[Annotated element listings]
****************

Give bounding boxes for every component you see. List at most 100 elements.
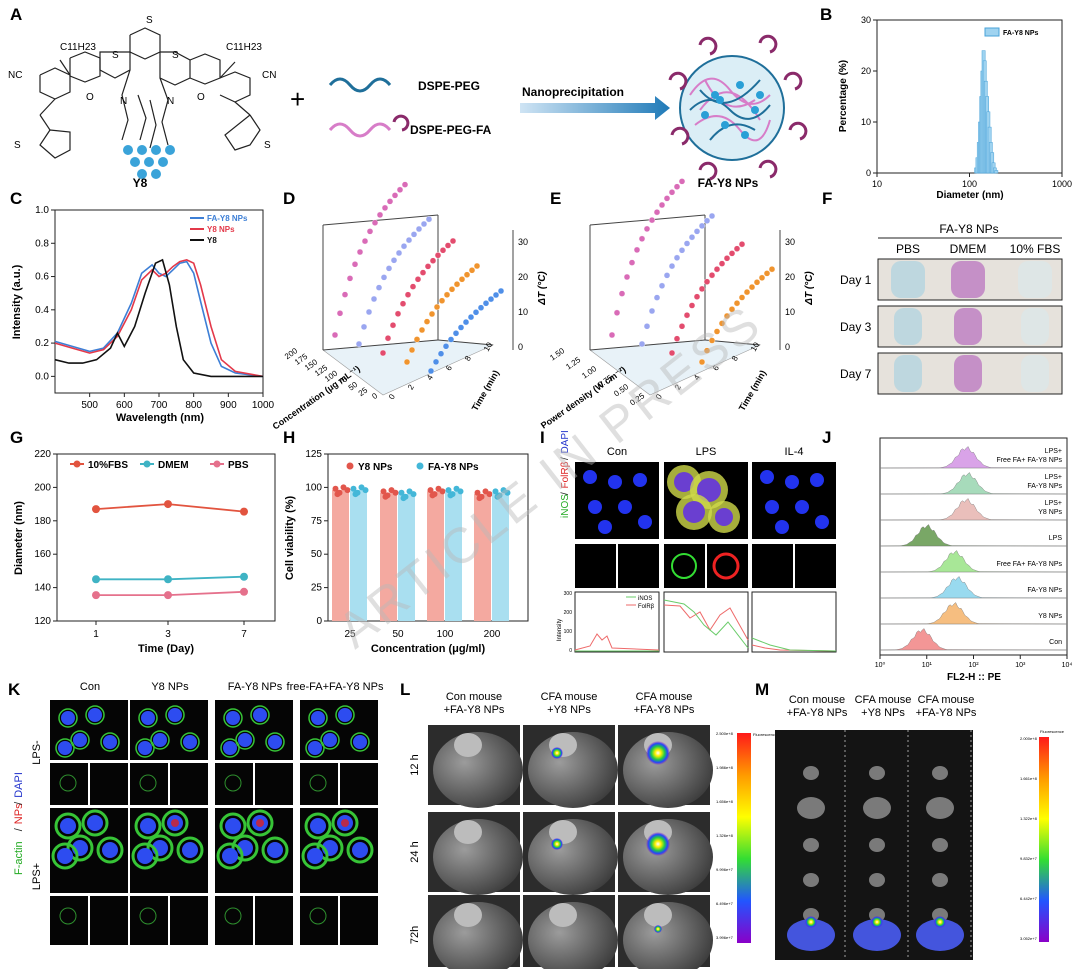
column-label: Con mouse [789, 694, 845, 706]
color-scale-tick: 1.661e+8 [1020, 776, 1038, 781]
stain-label: F-actin [13, 841, 25, 875]
data-point [708, 212, 716, 220]
actin-ring [250, 705, 270, 725]
color-scale-tick: 2.500e+8 [716, 731, 734, 736]
chart-c-plot: FA-Y8 NPs Y8 NPs Y8 500 600 700 800 900 1000 0.0 0… [35, 205, 274, 411]
data-point [492, 291, 500, 299]
data-point [442, 343, 450, 350]
data-point [703, 217, 711, 225]
nucleus [598, 520, 612, 534]
replicate-dot [352, 491, 359, 498]
data-point [718, 260, 726, 267]
data-point [403, 358, 411, 366]
ridge-label: LPS+ [1045, 448, 1062, 455]
x-axis-label: Time (min) [470, 368, 501, 412]
panel-j-letter: J [822, 428, 831, 447]
x-tick-label: 6 [711, 363, 721, 372]
fluorescence-signal [646, 832, 670, 856]
replicate-dot [476, 495, 483, 502]
histogram-ridge [879, 446, 1068, 469]
data-point [365, 308, 373, 316]
nucleus [223, 741, 237, 755]
channel-image [130, 763, 168, 805]
chart-b-xlabel: Diameter (nm) [936, 190, 1003, 201]
x-tick-label: 7 [241, 629, 247, 640]
x-tick-label: 10⁴ [1062, 662, 1073, 669]
nucleus [697, 478, 721, 502]
data-point [405, 236, 413, 244]
viability-bar [398, 494, 415, 621]
nucleus [353, 735, 367, 749]
actin-ring [316, 834, 344, 862]
channel-image [300, 896, 338, 945]
color-scale-tick: 9.832e+7 [1020, 856, 1038, 861]
channel-image [340, 763, 378, 805]
y-tick-label: 200 [564, 610, 573, 616]
y-tick-label: 0 [866, 168, 871, 178]
chart-g-xlabel: Time (Day) [138, 643, 194, 655]
data-point [355, 340, 363, 348]
y-tick-label: 0.0 [35, 371, 49, 382]
row-label: Day 7 [840, 367, 872, 381]
chart-b-legend: FA-Y8 NPs [1003, 30, 1039, 37]
panel-g-letter: G [10, 428, 23, 447]
actin-ring [58, 708, 78, 728]
replicate-dot [334, 491, 341, 498]
actin-ring [96, 836, 124, 864]
color-scale-bar [1039, 737, 1049, 942]
nucleus [87, 815, 103, 831]
axis-edge [322, 214, 439, 226]
data-point [758, 274, 766, 281]
ridge-label: Con [1049, 639, 1062, 646]
replicate-dot [429, 492, 436, 499]
actin-ring [70, 730, 90, 750]
legend-marker [346, 462, 354, 470]
x-tick-label: 0 [387, 392, 397, 401]
chart-g-ylabel: Diameter (nm) [13, 501, 25, 575]
data-point [608, 331, 616, 339]
y8-group-n-right: N [167, 96, 174, 107]
legend-marker [73, 460, 81, 468]
actin-ring [231, 834, 259, 862]
data-point [723, 255, 731, 262]
ridge-label: FA-Y8 NPs [1027, 587, 1062, 594]
data-point [437, 350, 445, 357]
legend-marker [416, 462, 424, 470]
data-point [346, 275, 354, 282]
nucleus [638, 515, 652, 529]
actin-ring [305, 738, 325, 758]
channel-image [664, 544, 705, 588]
data-point [385, 265, 393, 272]
folr-profile [574, 633, 660, 651]
nucleus [238, 733, 252, 747]
data-point [703, 278, 711, 285]
panel-k: K Con Y8 NPs FA-Y8 NPs free-FA+FA-Y8 NPs LPS… [8, 680, 384, 945]
actin-ring [139, 907, 157, 925]
data-point [420, 220, 428, 228]
data-point [384, 335, 392, 342]
organ-label: Liver [986, 804, 1004, 813]
data-point [395, 249, 403, 257]
organ-label: Kidney [983, 911, 1007, 920]
histogram-ridge [879, 602, 1068, 625]
np-dye-dot [736, 81, 744, 89]
viability-bar [492, 492, 509, 621]
intestine-image [853, 919, 901, 951]
y8-group-o-left: O [86, 92, 94, 103]
color-scale-tick: 1.656e+8 [716, 799, 734, 804]
column-label: LPS [696, 446, 717, 458]
y-tick-label: 0.2 [35, 338, 49, 349]
x-tick-label: 4 [692, 373, 702, 382]
organ-image [869, 838, 885, 852]
np-dye-dot [741, 131, 749, 139]
z-axis-label: ΔT (°C) [537, 271, 548, 306]
fluorescence-signal [654, 925, 662, 933]
data-point [423, 318, 431, 325]
data-point [643, 323, 651, 330]
np-dye-dot [751, 106, 759, 114]
data-point [763, 270, 771, 277]
channel-image [50, 763, 88, 805]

****************

Task objective. Render the part of the data that opens with the line containing "column-label: Con mouse [789, 694, 845, 706]" and closes with the line containing "panel-g-letter: G [10, 428, 23, 447]" as a Markdown table with the columns Row and Line, numbering each line and leaving out blank lines.

Task answer.
| Row | Line |
|---|---|
| 1 | column-label: Con mouse [789, 694, 845, 706] |
| 2 | color-scale-tick: 1.661e+8 [1020, 776, 1038, 781] |
| 3 | stain-label: F-actin [13, 841, 25, 875] |
| 4 | data-point [708, 212, 716, 220] |
| 5 | actin-ring [250, 705, 270, 725] |
| 6 | color-scale-tick: 2.500e+8 [716, 731, 734, 736] |
| 7 | chart-c-plot: FA-Y8 NPs Y8 NPs Y8 500 600 700 800 900 1000 0.0 0… [35, 205, 274, 411] |
| 8 | data-point [492, 291, 500, 299] |
| 9 | data-point [442, 343, 450, 350] |
| 10 | data-point [703, 217, 711, 225] |
| 11 | nucleus [598, 520, 612, 534] |
| 12 | replicate-dot [352, 491, 359, 498] |
| 13 | data-point [718, 260, 726, 267] |
| 14 | data-point [403, 358, 411, 366] |
| 15 | ridge-label: LPS+ [1045, 448, 1062, 455] |
| 16 | x-axis-label: Time (min) [470, 368, 501, 412] |
| 17 | panel-j-letter: J [822, 428, 831, 447] |
| 18 | x-tick-label: 6 [711, 363, 721, 372] |
| 19 | fluorescence-signal [646, 832, 670, 856] |
| 20 | replicate-dot [476, 495, 483, 502] |
| 21 | histogram-ridge [879, 446, 1068, 469] |
| 22 | data-point [365, 308, 373, 316] |
| 23 | nucleus [223, 741, 237, 755] |
| 24 | channel-image [130, 763, 168, 805] |
| 25 | chart-b-xlabel: Diameter (nm) [936, 190, 1003, 201] |
| 26 | x-tick-label: 7 [241, 629, 247, 640] |
| 27 | x-tick-label: 10⁴ [1062, 662, 1073, 669] |
| 28 | nucleus [697, 478, 721, 502] |
| 29 | data-point [405, 236, 413, 244] |
| 30 | viability-bar [398, 494, 415, 621] |
| 31 | nucleus [353, 735, 367, 749] |
| 32 | actin-ring [316, 834, 344, 862] |
| 33 | channel-image [300, 896, 338, 945] |
| 34 | color-scale-tick: 9.832e+7 [1020, 856, 1038, 861] |
| 35 | channel-image [340, 763, 378, 805] |
| 36 | y-tick-label: 200 [564, 610, 573, 616] |
| 37 | y-tick-label: 0 [866, 168, 871, 178] |
| 38 | chart-g-xlabel: Time (Day) [138, 643, 194, 655] |
| 39 | data-point [355, 340, 363, 348] |
| 40 | y-tick-label: 0.0 [35, 371, 49, 382] |
| 41 | row-label: Day 7 [840, 367, 872, 381] |
| 42 | chart-b-legend: FA-Y8 NPs [1003, 30, 1039, 37] |
| 43 | panel-g-letter: G [10, 428, 23, 447] |